> **TASK TO CARRY OUT**: Wherever the string "COVID" appears in the listing, copy that line.

> **DATA SECTION**:
====

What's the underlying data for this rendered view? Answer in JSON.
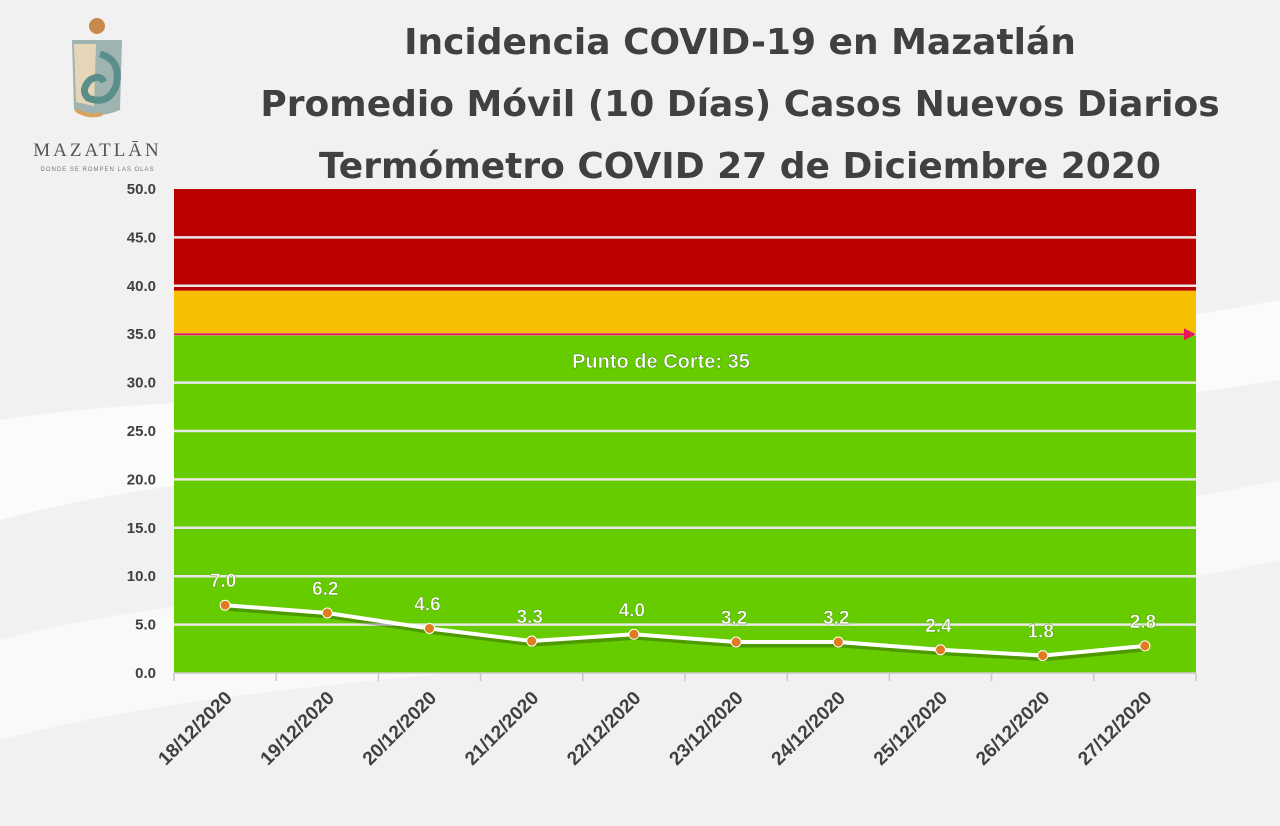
{
  "header": {
    "logo_text": "MAZATLĀN",
    "logo_tagline": "DONDE SE ROMPEN LAS OLAS",
    "title_lines": [
      "Incidencia COVID-19 en Mazatlán",
      "Promedio Móvil (10 Días) Casos Nuevos Diarios",
      "Termómetro COVID 27 de Diciembre 2020"
    ]
  },
  "colors": {
    "red_zone": "#bb0000",
    "yellow_zone": "#f6c000",
    "green_zone": "#66cc00",
    "line": "#ffffff",
    "marker": "#e07b20",
    "cutoff_line": "#e8175d"
  },
  "chart_data": {
    "type": "line",
    "title": "",
    "xlabel": "",
    "ylabel": "",
    "ylim": [
      0,
      50
    ],
    "y_ticks": [
      "0.0",
      "5.0",
      "10.0",
      "15.0",
      "20.0",
      "25.0",
      "30.0",
      "35.0",
      "40.0",
      "45.0",
      "50.0"
    ],
    "grid": true,
    "categories": [
      "18/12/2020",
      "19/12/2020",
      "20/12/2020",
      "21/12/2020",
      "22/12/2020",
      "23/12/2020",
      "24/12/2020",
      "25/12/2020",
      "26/12/2020",
      "27/12/2020"
    ],
    "values": [
      7.0,
      6.2,
      4.6,
      3.3,
      4.0,
      3.2,
      3.2,
      2.4,
      1.8,
      2.8
    ],
    "data_labels": [
      "7.0",
      "6.2",
      "4.6",
      "3.3",
      "4.0",
      "3.2",
      "3.2",
      "2.4",
      "1.8",
      "2.8"
    ],
    "bands": [
      {
        "zone": "green",
        "from": 0,
        "to": 35
      },
      {
        "zone": "yellow",
        "from": 35,
        "to": 39.5
      },
      {
        "zone": "red",
        "from": 39.5,
        "to": 50
      }
    ],
    "cutoff": {
      "value": 35,
      "label": "Punto de Corte: 35"
    }
  }
}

====

> **THE OUTPUT**:
      "Incidencia COVID-19 en Mazatlán",
      "Termómetro COVID 27 de Diciembre 2020"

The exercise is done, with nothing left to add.